# Task requirements:
Tally up the lines where the string "title" appears; reply with the number only.

# Data items:
======

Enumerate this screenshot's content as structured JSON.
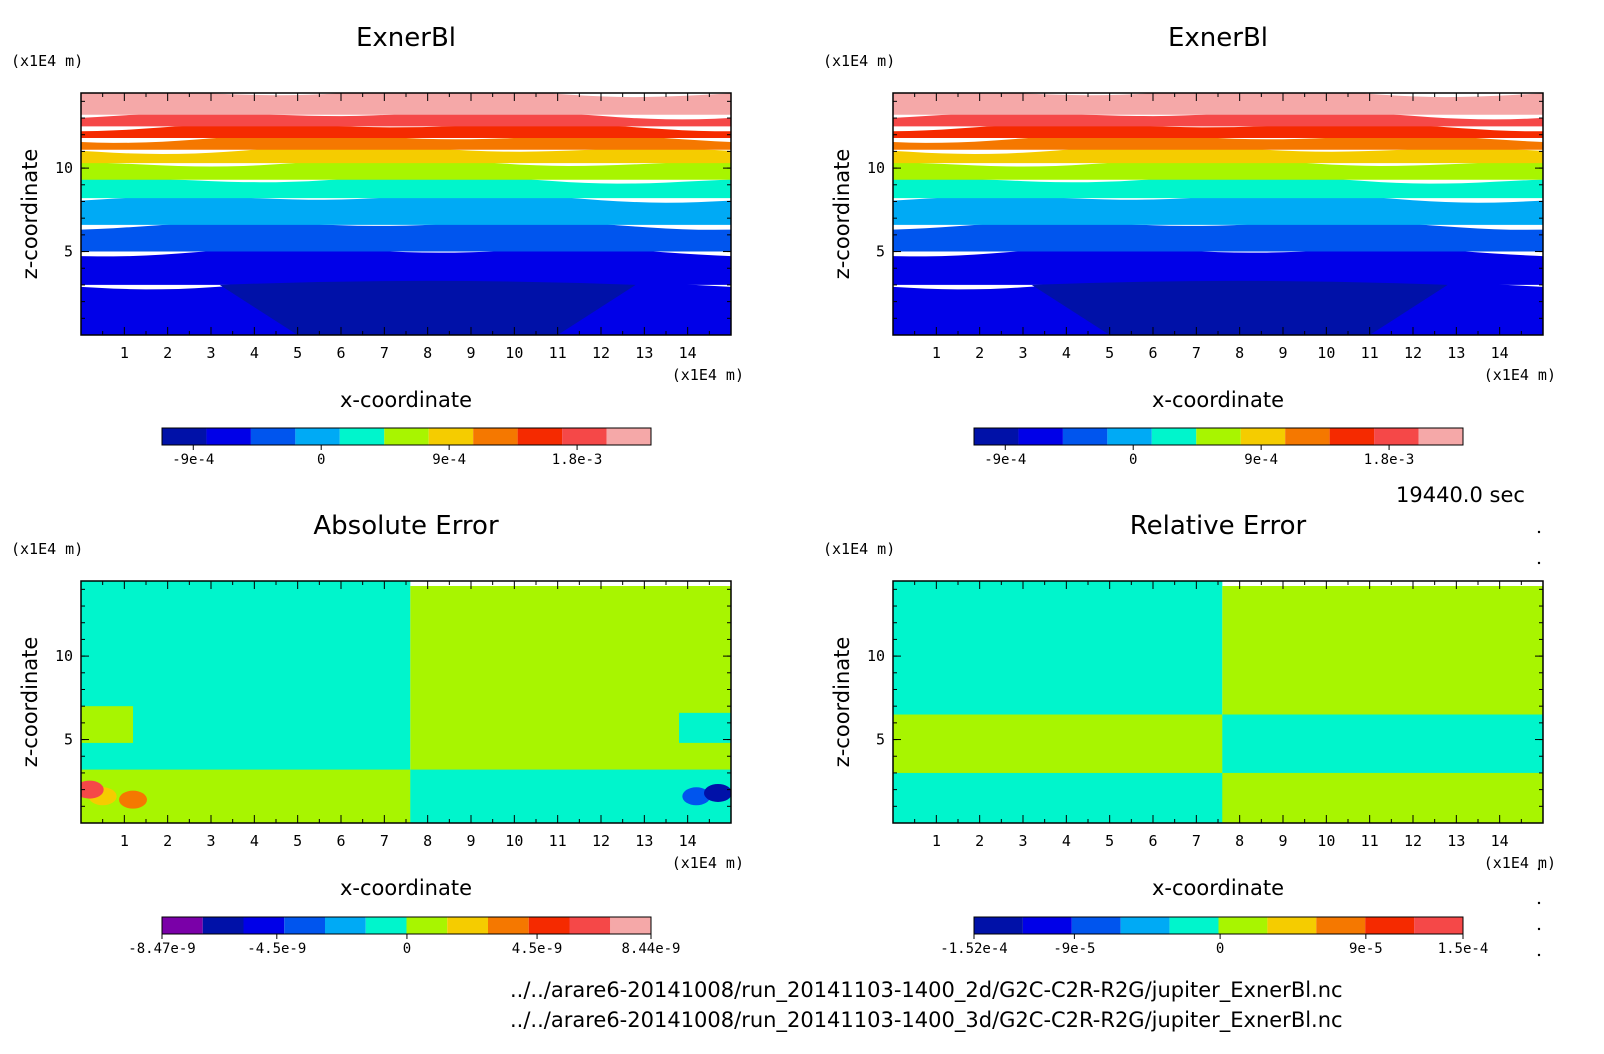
{
  "chart_data": [
    {
      "type": "heatmap",
      "title": "ExnerBl",
      "xlabel": "x-coordinate",
      "ylabel": "z-coordinate",
      "x_unit": "(x1E4 m)",
      "y_unit": "(x1E4 m)",
      "xlim": [
        0,
        15
      ],
      "ylim": [
        0,
        14.5
      ],
      "x_ticks": [
        "1",
        "2",
        "3",
        "4",
        "5",
        "6",
        "7",
        "8",
        "9",
        "10",
        "11",
        "12",
        "13",
        "14"
      ],
      "y_ticks": [
        "5",
        "10"
      ],
      "colorbar": {
        "colors": [
          "#0011a8",
          "#0000e8",
          "#0055ee",
          "#00aaf5",
          "#00f5cc",
          "#a8f500",
          "#f5cc00",
          "#f57800",
          "#f52a00",
          "#f54848",
          "#f5a8a8"
        ],
        "tick_labels": [
          "-9e-4",
          "0",
          "9e-4",
          "1.8e-3"
        ],
        "tick_values": [
          -0.0009,
          0,
          0.0009,
          0.0018
        ],
        "range": [
          -0.00112,
          0.00232
        ]
      },
      "bands": [
        {
          "z": [
            0,
            3.0
          ],
          "level": 1
        },
        {
          "z": [
            3.0,
            5.0
          ],
          "level": 1
        },
        {
          "z": [
            5.0,
            6.6
          ],
          "level": 2
        },
        {
          "z": [
            6.6,
            8.2
          ],
          "level": 3
        },
        {
          "z": [
            8.2,
            9.3
          ],
          "level": 4
        },
        {
          "z": [
            9.3,
            10.3
          ],
          "level": 5
        },
        {
          "z": [
            10.3,
            11.1
          ],
          "level": 6
        },
        {
          "z": [
            11.1,
            11.8
          ],
          "level": 7
        },
        {
          "z": [
            11.8,
            12.5
          ],
          "level": 8
        },
        {
          "z": [
            12.5,
            13.2
          ],
          "level": 9
        },
        {
          "z": [
            13.2,
            14.5
          ],
          "level": 10
        }
      ],
      "blob_level": 0
    },
    {
      "type": "heatmap",
      "title": "ExnerBl",
      "xlabel": "x-coordinate",
      "ylabel": "z-coordinate",
      "x_unit": "(x1E4 m)",
      "y_unit": "(x1E4 m)",
      "xlim": [
        0,
        15
      ],
      "ylim": [
        0,
        14.5
      ],
      "x_ticks": [
        "1",
        "2",
        "3",
        "4",
        "5",
        "6",
        "7",
        "8",
        "9",
        "10",
        "11",
        "12",
        "13",
        "14"
      ],
      "y_ticks": [
        "5",
        "10"
      ],
      "colorbar": {
        "colors": [
          "#0011a8",
          "#0000e8",
          "#0055ee",
          "#00aaf5",
          "#00f5cc",
          "#a8f500",
          "#f5cc00",
          "#f57800",
          "#f52a00",
          "#f54848",
          "#f5a8a8"
        ],
        "tick_labels": [
          "-9e-4",
          "0",
          "9e-4",
          "1.8e-3"
        ],
        "tick_values": [
          -0.0009,
          0,
          0.0009,
          0.0018
        ],
        "range": [
          -0.00112,
          0.00232
        ]
      },
      "bands": [
        {
          "z": [
            0,
            3.0
          ],
          "level": 1
        },
        {
          "z": [
            3.0,
            5.0
          ],
          "level": 1
        },
        {
          "z": [
            5.0,
            6.6
          ],
          "level": 2
        },
        {
          "z": [
            6.6,
            8.2
          ],
          "level": 3
        },
        {
          "z": [
            8.2,
            9.3
          ],
          "level": 4
        },
        {
          "z": [
            9.3,
            10.3
          ],
          "level": 5
        },
        {
          "z": [
            10.3,
            11.1
          ],
          "level": 6
        },
        {
          "z": [
            11.1,
            11.8
          ],
          "level": 7
        },
        {
          "z": [
            11.8,
            12.5
          ],
          "level": 8
        },
        {
          "z": [
            12.5,
            13.2
          ],
          "level": 9
        },
        {
          "z": [
            13.2,
            14.5
          ],
          "level": 10
        }
      ],
      "blob_level": 0
    },
    {
      "type": "heatmap",
      "title": "Absolute Error",
      "xlabel": "x-coordinate",
      "ylabel": "z-coordinate",
      "x_unit": "(x1E4 m)",
      "y_unit": "(x1E4 m)",
      "xlim": [
        0,
        15
      ],
      "ylim": [
        0,
        14.5
      ],
      "x_ticks": [
        "1",
        "2",
        "3",
        "4",
        "5",
        "6",
        "7",
        "8",
        "9",
        "10",
        "11",
        "12",
        "13",
        "14"
      ],
      "y_ticks": [
        "5",
        "10"
      ],
      "colorbar": {
        "colors": [
          "#7a00a8",
          "#0011a8",
          "#0000e8",
          "#0055ee",
          "#00aaf5",
          "#00f5cc",
          "#a8f500",
          "#f5cc00",
          "#f57800",
          "#f52a00",
          "#f54848",
          "#f5a8a8"
        ],
        "tick_labels": [
          "-8.47e-9",
          "-4.5e-9",
          "0",
          "4.5e-9",
          "8.44e-9"
        ],
        "tick_values": [
          -8.47e-09,
          -4.5e-09,
          0,
          4.5e-09,
          8.44e-09
        ],
        "range": [
          -8.47e-09,
          8.44e-09
        ]
      },
      "regions": [
        {
          "x": [
            0,
            7.6
          ],
          "z": [
            0,
            14.5
          ],
          "level": 5
        },
        {
          "x": [
            7.6,
            15
          ],
          "z": [
            0,
            14.2
          ],
          "level": 6
        },
        {
          "x": [
            0,
            7.6
          ],
          "z": [
            0,
            3.2
          ],
          "level": 6
        },
        {
          "x": [
            7.6,
            15
          ],
          "z": [
            0,
            3.2
          ],
          "level": 5
        },
        {
          "x": [
            0,
            1.2
          ],
          "z": [
            4.8,
            7.0
          ],
          "level": 6
        },
        {
          "x": [
            13.8,
            15
          ],
          "z": [
            4.8,
            6.6
          ],
          "level": 5
        }
      ],
      "spots": [
        {
          "x": 0.5,
          "z": 1.6,
          "level": 7
        },
        {
          "x": 1.2,
          "z": 1.4,
          "level": 8
        },
        {
          "x": 0.2,
          "z": 2.0,
          "level": 10
        },
        {
          "x": 14.2,
          "z": 1.6,
          "level": 3
        },
        {
          "x": 14.7,
          "z": 1.8,
          "level": 1
        }
      ]
    },
    {
      "type": "heatmap",
      "title": "Relative Error",
      "xlabel": "x-coordinate",
      "ylabel": "z-coordinate",
      "x_unit": "(x1E4 m)",
      "y_unit": "(x1E4 m)",
      "xlim": [
        0,
        15
      ],
      "ylim": [
        0,
        14.5
      ],
      "x_ticks": [
        "1",
        "2",
        "3",
        "4",
        "5",
        "6",
        "7",
        "8",
        "9",
        "10",
        "11",
        "12",
        "13",
        "14"
      ],
      "y_ticks": [
        "5",
        "10"
      ],
      "colorbar": {
        "colors": [
          "#0011a8",
          "#0000e8",
          "#0055ee",
          "#00aaf5",
          "#00f5cc",
          "#a8f500",
          "#f5cc00",
          "#f57800",
          "#f52a00",
          "#f54848"
        ],
        "tick_labels": [
          "-1.52e-4",
          "-9e-5",
          "0",
          "9e-5",
          "1.5e-4"
        ],
        "tick_values": [
          -0.000152,
          -9e-05,
          0,
          9e-05,
          0.00015
        ],
        "range": [
          -0.000152,
          0.00015
        ]
      },
      "regions": [
        {
          "x": [
            0,
            7.6
          ],
          "z": [
            0,
            14.5
          ],
          "level": 4
        },
        {
          "x": [
            7.6,
            15
          ],
          "z": [
            0,
            14.2
          ],
          "level": 5
        },
        {
          "x": [
            0,
            7.6
          ],
          "z": [
            0,
            6.5
          ],
          "level": 5
        },
        {
          "x": [
            7.6,
            15
          ],
          "z": [
            0,
            6.5
          ],
          "level": 4
        },
        {
          "x": [
            0,
            7.6
          ],
          "z": [
            0,
            3.0
          ],
          "level": 4
        },
        {
          "x": [
            7.6,
            15
          ],
          "z": [
            0,
            3.0
          ],
          "level": 5
        }
      ],
      "spots": []
    }
  ],
  "timestamp": "19440.0 sec",
  "files": [
    "../../arare6-20141008/run_20141103-1400_2d/G2C-C2R-R2G/jupiter_ExnerBl.nc",
    "../../arare6-20141008/run_20141103-1400_3d/G2C-C2R-R2G/jupiter_ExnerBl.nc"
  ]
}
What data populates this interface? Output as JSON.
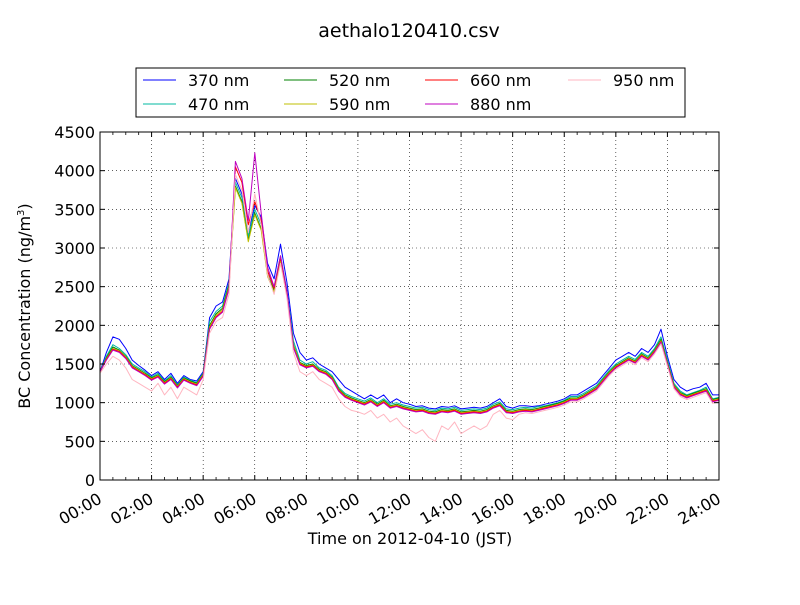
{
  "chart_data": {
    "type": "line",
    "title": "aethalo120410.csv",
    "xlabel": "Time on 2012-04-10 (JST)",
    "ylabel_main": "BC Concentration (ng/m",
    "ylabel_sup": "3",
    "ylabel_end": ")",
    "xlim": [
      0,
      24
    ],
    "ylim": [
      0,
      4500
    ],
    "grid": true,
    "grid_style": "dotted",
    "legend_placement": "top-center",
    "x_ticks": [
      {
        "value": 0,
        "label": "00:00"
      },
      {
        "value": 2,
        "label": "02:00"
      },
      {
        "value": 4,
        "label": "04:00"
      },
      {
        "value": 6,
        "label": "06:00"
      },
      {
        "value": 8,
        "label": "08:00"
      },
      {
        "value": 10,
        "label": "10:00"
      },
      {
        "value": 12,
        "label": "12:00"
      },
      {
        "value": 14,
        "label": "14:00"
      },
      {
        "value": 16,
        "label": "16:00"
      },
      {
        "value": 18,
        "label": "18:00"
      },
      {
        "value": 20,
        "label": "20:00"
      },
      {
        "value": 22,
        "label": "22:00"
      },
      {
        "value": 24,
        "label": "24:00"
      }
    ],
    "y_ticks": [
      {
        "value": 0,
        "label": "0"
      },
      {
        "value": 500,
        "label": "500"
      },
      {
        "value": 1000,
        "label": "1000"
      },
      {
        "value": 1500,
        "label": "1500"
      },
      {
        "value": 2000,
        "label": "2000"
      },
      {
        "value": 2500,
        "label": "2500"
      },
      {
        "value": 3000,
        "label": "3000"
      },
      {
        "value": 3500,
        "label": "3500"
      },
      {
        "value": 4000,
        "label": "4000"
      },
      {
        "value": 4500,
        "label": "4500"
      }
    ],
    "x_hours": [
      0,
      0.25,
      0.5,
      0.75,
      1,
      1.25,
      1.5,
      1.75,
      2,
      2.25,
      2.5,
      2.75,
      3,
      3.25,
      3.5,
      3.75,
      4,
      4.25,
      4.5,
      4.75,
      5,
      5.25,
      5.5,
      5.75,
      6,
      6.25,
      6.5,
      6.75,
      7,
      7.25,
      7.5,
      7.75,
      8,
      8.25,
      8.5,
      8.75,
      9,
      9.25,
      9.5,
      9.75,
      10,
      10.25,
      10.5,
      10.75,
      11,
      11.25,
      11.5,
      11.75,
      12,
      12.25,
      12.5,
      12.75,
      13,
      13.25,
      13.5,
      13.75,
      14,
      14.25,
      14.5,
      14.75,
      15,
      15.25,
      15.5,
      15.75,
      16,
      16.25,
      16.5,
      16.75,
      17,
      17.25,
      17.5,
      17.75,
      18,
      18.25,
      18.5,
      18.75,
      19,
      19.25,
      19.5,
      19.75,
      20,
      20.25,
      20.5,
      20.75,
      21,
      21.25,
      21.5,
      21.75,
      22,
      22.25,
      22.5,
      22.75,
      23,
      23.25,
      23.5,
      23.75,
      24
    ],
    "series": [
      {
        "name": "370 nm",
        "color": "#0000ff",
        "values": [
          1400,
          1650,
          1850,
          1820,
          1700,
          1550,
          1480,
          1420,
          1350,
          1400,
          1300,
          1380,
          1250,
          1350,
          1300,
          1280,
          1400,
          2100,
          2250,
          2300,
          2600,
          3900,
          3700,
          3200,
          3550,
          3400,
          2800,
          2600,
          3050,
          2550,
          1900,
          1650,
          1550,
          1580,
          1500,
          1450,
          1400,
          1300,
          1200,
          1150,
          1100,
          1050,
          1100,
          1050,
          1100,
          1000,
          1050,
          1000,
          980,
          950,
          960,
          930,
          920,
          950,
          940,
          960,
          920,
          930,
          940,
          930,
          950,
          1000,
          1050,
          950,
          930,
          960,
          960,
          950,
          960,
          980,
          1000,
          1020,
          1050,
          1100,
          1100,
          1150,
          1200,
          1250,
          1350,
          1450,
          1550,
          1600,
          1650,
          1600,
          1700,
          1650,
          1750,
          1950,
          1600,
          1300,
          1200,
          1150,
          1180,
          1200,
          1250,
          1100,
          1100
        ]
      },
      {
        "name": "470 nm",
        "color": "#00b8a0",
        "values": [
          1400,
          1600,
          1750,
          1700,
          1620,
          1500,
          1450,
          1400,
          1330,
          1380,
          1280,
          1350,
          1230,
          1330,
          1290,
          1260,
          1380,
          2050,
          2180,
          2250,
          2550,
          3850,
          3650,
          3150,
          3500,
          3300,
          2700,
          2500,
          2900,
          2450,
          1800,
          1550,
          1500,
          1530,
          1450,
          1420,
          1350,
          1200,
          1120,
          1080,
          1050,
          1020,
          1060,
          1000,
          1050,
          980,
          1000,
          970,
          950,
          930,
          940,
          910,
          900,
          930,
          920,
          940,
          900,
          910,
          920,
          910,
          930,
          980,
          1010,
          920,
          910,
          930,
          940,
          930,
          950,
          960,
          980,
          1000,
          1030,
          1080,
          1080,
          1120,
          1170,
          1220,
          1320,
          1420,
          1500,
          1550,
          1600,
          1560,
          1650,
          1600,
          1700,
          1850,
          1550,
          1250,
          1150,
          1100,
          1130,
          1160,
          1200,
          1050,
          1070
        ]
      },
      {
        "name": "520 nm",
        "color": "#008000",
        "values": [
          1390,
          1580,
          1720,
          1680,
          1600,
          1480,
          1430,
          1380,
          1320,
          1360,
          1270,
          1330,
          1220,
          1320,
          1280,
          1250,
          1370,
          2000,
          2150,
          2220,
          2520,
          3800,
          3600,
          3100,
          3450,
          3250,
          2650,
          2450,
          2850,
          2400,
          1750,
          1520,
          1480,
          1500,
          1430,
          1400,
          1330,
          1180,
          1100,
          1060,
          1030,
          1000,
          1040,
          980,
          1030,
          960,
          980,
          950,
          930,
          910,
          920,
          890,
          880,
          910,
          900,
          920,
          880,
          890,
          900,
          890,
          910,
          960,
          990,
          900,
          890,
          910,
          920,
          910,
          930,
          950,
          970,
          990,
          1020,
          1060,
          1060,
          1100,
          1150,
          1200,
          1300,
          1400,
          1480,
          1530,
          1580,
          1540,
          1630,
          1580,
          1680,
          1820,
          1520,
          1230,
          1130,
          1090,
          1120,
          1150,
          1180,
          1040,
          1060
        ]
      },
      {
        "name": "590 nm",
        "color": "#bfbf00",
        "values": [
          1390,
          1570,
          1700,
          1670,
          1590,
          1470,
          1420,
          1370,
          1310,
          1350,
          1260,
          1320,
          1210,
          1310,
          1270,
          1240,
          1360,
          1980,
          2130,
          2200,
          2500,
          3780,
          3580,
          3080,
          3430,
          3230,
          2630,
          2430,
          2830,
          2380,
          1740,
          1510,
          1470,
          1490,
          1420,
          1390,
          1320,
          1170,
          1090,
          1050,
          1020,
          990,
          1030,
          970,
          1020,
          950,
          970,
          940,
          920,
          900,
          910,
          880,
          870,
          900,
          890,
          910,
          870,
          880,
          890,
          880,
          900,
          950,
          980,
          890,
          880,
          900,
          910,
          900,
          920,
          940,
          960,
          980,
          1010,
          1050,
          1050,
          1090,
          1140,
          1190,
          1290,
          1390,
          1470,
          1520,
          1570,
          1530,
          1620,
          1570,
          1670,
          1800,
          1510,
          1220,
          1120,
          1080,
          1110,
          1140,
          1170,
          1030,
          1050
        ]
      },
      {
        "name": "660 nm",
        "color": "#ff0000",
        "values": [
          1400,
          1560,
          1690,
          1660,
          1580,
          1460,
          1410,
          1360,
          1300,
          1340,
          1250,
          1310,
          1200,
          1300,
          1260,
          1230,
          1350,
          1960,
          2110,
          2180,
          2480,
          4050,
          3850,
          3300,
          3600,
          3350,
          2700,
          2480,
          2880,
          2420,
          1720,
          1500,
          1460,
          1480,
          1410,
          1380,
          1310,
          1160,
          1080,
          1040,
          1010,
          980,
          1020,
          960,
          1010,
          940,
          960,
          930,
          910,
          890,
          900,
          870,
          860,
          890,
          880,
          900,
          860,
          870,
          880,
          870,
          890,
          940,
          970,
          880,
          870,
          890,
          900,
          890,
          910,
          930,
          950,
          970,
          1000,
          1040,
          1040,
          1080,
          1130,
          1180,
          1280,
          1380,
          1460,
          1510,
          1560,
          1520,
          1610,
          1560,
          1660,
          1790,
          1500,
          1210,
          1110,
          1070,
          1100,
          1130,
          1160,
          1020,
          1040
        ]
      },
      {
        "name": "880 nm",
        "color": "#bf00bf",
        "values": [
          1400,
          1550,
          1680,
          1650,
          1570,
          1450,
          1400,
          1350,
          1290,
          1330,
          1240,
          1300,
          1190,
          1290,
          1250,
          1220,
          1340,
          1950,
          2100,
          2170,
          2470,
          4120,
          3900,
          3350,
          4230,
          3450,
          2750,
          2500,
          2900,
          2430,
          1710,
          1490,
          1450,
          1470,
          1400,
          1370,
          1300,
          1150,
          1070,
          1030,
          1000,
          970,
          1010,
          950,
          1000,
          930,
          950,
          920,
          900,
          880,
          890,
          860,
          850,
          880,
          870,
          890,
          850,
          860,
          870,
          860,
          880,
          930,
          960,
          870,
          860,
          880,
          890,
          880,
          900,
          920,
          940,
          960,
          990,
          1030,
          1030,
          1070,
          1120,
          1170,
          1270,
          1370,
          1450,
          1500,
          1550,
          1510,
          1600,
          1550,
          1650,
          1780,
          1490,
          1200,
          1100,
          1060,
          1090,
          1120,
          1150,
          1010,
          1030
        ]
      },
      {
        "name": "950 nm",
        "color": "#ffb6c1",
        "values": [
          1380,
          1500,
          1600,
          1550,
          1450,
          1300,
          1250,
          1200,
          1150,
          1250,
          1100,
          1200,
          1050,
          1200,
          1150,
          1100,
          1300,
          1900,
          2050,
          2100,
          2400,
          3950,
          3750,
          3200,
          3700,
          3300,
          2650,
          2400,
          2800,
          2350,
          1650,
          1400,
          1350,
          1400,
          1300,
          1250,
          1200,
          1050,
          950,
          900,
          880,
          850,
          900,
          800,
          850,
          750,
          800,
          700,
          650,
          600,
          650,
          550,
          500,
          700,
          650,
          750,
          600,
          650,
          700,
          650,
          700,
          850,
          900,
          800,
          780,
          850,
          870,
          860,
          880,
          900,
          920,
          940,
          970,
          1010,
          1010,
          1050,
          1100,
          1150,
          1250,
          1350,
          1430,
          1480,
          1530,
          1490,
          1580,
          1530,
          1630,
          1760,
          1470,
          1180,
          1080,
          1040,
          1070,
          1100,
          1130,
          990,
          1010
        ]
      }
    ]
  }
}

======

# Final result:
5